Reproduce the following material exactly, including every line.

Records from a data source:
▼▼▼

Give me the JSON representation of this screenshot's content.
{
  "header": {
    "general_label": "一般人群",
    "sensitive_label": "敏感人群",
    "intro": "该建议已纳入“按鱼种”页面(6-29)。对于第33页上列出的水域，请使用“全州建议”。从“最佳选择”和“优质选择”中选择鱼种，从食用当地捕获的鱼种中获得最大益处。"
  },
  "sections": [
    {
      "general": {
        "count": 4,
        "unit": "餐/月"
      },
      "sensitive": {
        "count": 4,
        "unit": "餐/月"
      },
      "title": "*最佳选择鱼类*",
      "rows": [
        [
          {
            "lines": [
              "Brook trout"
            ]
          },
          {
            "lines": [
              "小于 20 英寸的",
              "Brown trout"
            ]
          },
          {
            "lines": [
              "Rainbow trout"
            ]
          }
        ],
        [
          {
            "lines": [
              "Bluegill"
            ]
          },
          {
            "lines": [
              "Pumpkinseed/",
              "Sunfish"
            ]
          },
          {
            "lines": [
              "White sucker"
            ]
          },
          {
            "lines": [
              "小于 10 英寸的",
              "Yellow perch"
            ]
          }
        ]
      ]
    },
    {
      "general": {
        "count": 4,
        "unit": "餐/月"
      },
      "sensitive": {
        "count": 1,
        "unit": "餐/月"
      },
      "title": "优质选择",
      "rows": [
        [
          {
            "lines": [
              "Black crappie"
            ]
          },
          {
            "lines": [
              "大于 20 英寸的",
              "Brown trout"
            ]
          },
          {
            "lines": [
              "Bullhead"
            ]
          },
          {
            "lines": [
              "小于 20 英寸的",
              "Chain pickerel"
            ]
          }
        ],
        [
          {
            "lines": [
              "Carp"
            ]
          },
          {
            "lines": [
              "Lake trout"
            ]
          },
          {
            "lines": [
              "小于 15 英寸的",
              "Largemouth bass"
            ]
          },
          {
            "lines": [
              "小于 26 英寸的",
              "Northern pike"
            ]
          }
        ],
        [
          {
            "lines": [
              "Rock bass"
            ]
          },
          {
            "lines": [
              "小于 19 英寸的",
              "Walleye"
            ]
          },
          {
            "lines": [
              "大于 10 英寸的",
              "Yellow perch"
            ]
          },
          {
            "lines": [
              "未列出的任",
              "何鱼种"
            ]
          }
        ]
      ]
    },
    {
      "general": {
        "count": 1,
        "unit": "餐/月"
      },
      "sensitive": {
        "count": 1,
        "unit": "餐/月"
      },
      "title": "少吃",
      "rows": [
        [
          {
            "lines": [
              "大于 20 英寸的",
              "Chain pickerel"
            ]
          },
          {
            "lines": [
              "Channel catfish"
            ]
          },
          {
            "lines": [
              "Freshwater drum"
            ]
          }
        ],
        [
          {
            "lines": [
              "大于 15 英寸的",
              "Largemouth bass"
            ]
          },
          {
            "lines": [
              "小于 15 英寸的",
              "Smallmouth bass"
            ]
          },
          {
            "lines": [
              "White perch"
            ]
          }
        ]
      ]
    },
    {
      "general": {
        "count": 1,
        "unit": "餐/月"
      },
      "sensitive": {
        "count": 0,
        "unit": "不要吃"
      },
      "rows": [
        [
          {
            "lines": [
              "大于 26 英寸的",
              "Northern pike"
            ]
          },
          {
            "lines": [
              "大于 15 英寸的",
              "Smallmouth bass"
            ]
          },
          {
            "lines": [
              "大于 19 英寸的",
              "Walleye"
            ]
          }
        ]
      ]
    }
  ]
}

▲▲▲

_Reply to the exercise_
Give me the JSON representation of this screenshot's content.
{
  "header": {
    "general_label": "一般人群",
    "sensitive_label": "敏感人群",
    "intro": "该建议已纳入“按鱼种”页面(6-29)。对于第33页上列出的水域，请使用“全州建议”。从“最佳选择”和“优质选择”中选择鱼种，从食用当地捕获的鱼种中获得最大益处。"
  },
  "sections": [
    {
      "general": {
        "count": 4,
        "unit": "餐/月"
      },
      "sensitive": {
        "count": 4,
        "unit": "餐/月"
      },
      "title": "*最佳选择鱼类*",
      "rows": [
        [
          {
            "lines": [
              "Brook trout"
            ]
          },
          {
            "lines": [
              "小于 20 英寸的",
              "Brown trout"
            ]
          },
          {
            "lines": [
              "Rainbow trout"
            ]
          }
        ],
        [
          {
            "lines": [
              "Bluegill"
            ]
          },
          {
            "lines": [
              "Pumpkinseed/",
              "Sunfish"
            ]
          },
          {
            "lines": [
              "White sucker"
            ]
          },
          {
            "lines": [
              "小于 10 英寸的",
              "Yellow perch"
            ]
          }
        ]
      ]
    },
    {
      "general": {
        "count": 4,
        "unit": "餐/月"
      },
      "sensitive": {
        "count": 1,
        "unit": "餐/月"
      },
      "title": "优质选择",
      "rows": [
        [
          {
            "lines": [
              "Black crappie"
            ]
          },
          {
            "lines": [
              "大于 20 英寸的",
              "Brown trout"
            ]
          },
          {
            "lines": [
              "Bullhead"
            ]
          },
          {
            "lines": [
              "小于 20 英寸的",
              "Chain pickerel"
            ]
          }
        ],
        [
          {
            "lines": [
              "Carp"
            ]
          },
          {
            "lines": [
              "Lake trout"
            ]
          },
          {
            "lines": [
              "小于 15 英寸的",
              "Largemouth bass"
            ]
          },
          {
            "lines": [
              "小于 26 英寸的",
              "Northern pike"
            ]
          }
        ],
        [
          {
            "lines": [
              "Rock bass"
            ]
          },
          {
            "lines": [
              "小于 19 英寸的",
              "Walleye"
            ]
          },
          {
            "lines": [
              "大于 10 英寸的",
              "Yellow perch"
            ]
          },
          {
            "lines": [
              "未列出的任",
              "何鱼种"
            ]
          }
        ]
      ]
    },
    {
      "general": {
        "count": 1,
        "unit": "餐/月"
      },
      "sensitive": {
        "count": 1,
        "unit": "餐/月"
      },
      "title": "少吃",
      "rows": [
        [
          {
            "lines": [
              "大于 20 英寸的",
              "Chain pickerel"
            ]
          },
          {
            "lines": [
              "Channel catfish"
            ]
          },
          {
            "lines": [
              "Freshwater drum"
            ]
          }
        ],
        [
          {
            "lines": [
              "大于 15 英寸的",
              "Largemouth bass"
            ]
          },
          {
            "lines": [
              "小于 15 英寸的",
              "Smallmouth bass"
            ]
          },
          {
            "lines": [
              "White perch"
            ]
          }
        ]
      ]
    },
    {
      "general": {
        "count": 1,
        "unit": "餐/月"
      },
      "sensitive": {
        "count": 0,
        "unit": "不要吃"
      },
      "rows": [
        [
          {
            "lines": [
              "大于 26 英寸的",
              "Northern pike"
            ]
          },
          {
            "lines": [
              "大于 15 英寸的",
              "Smallmouth bass"
            ]
          },
          {
            "lines": [
              "大于 19 英寸的",
              "Walleye"
            ]
          }
        ]
      ]
    }
  ]
}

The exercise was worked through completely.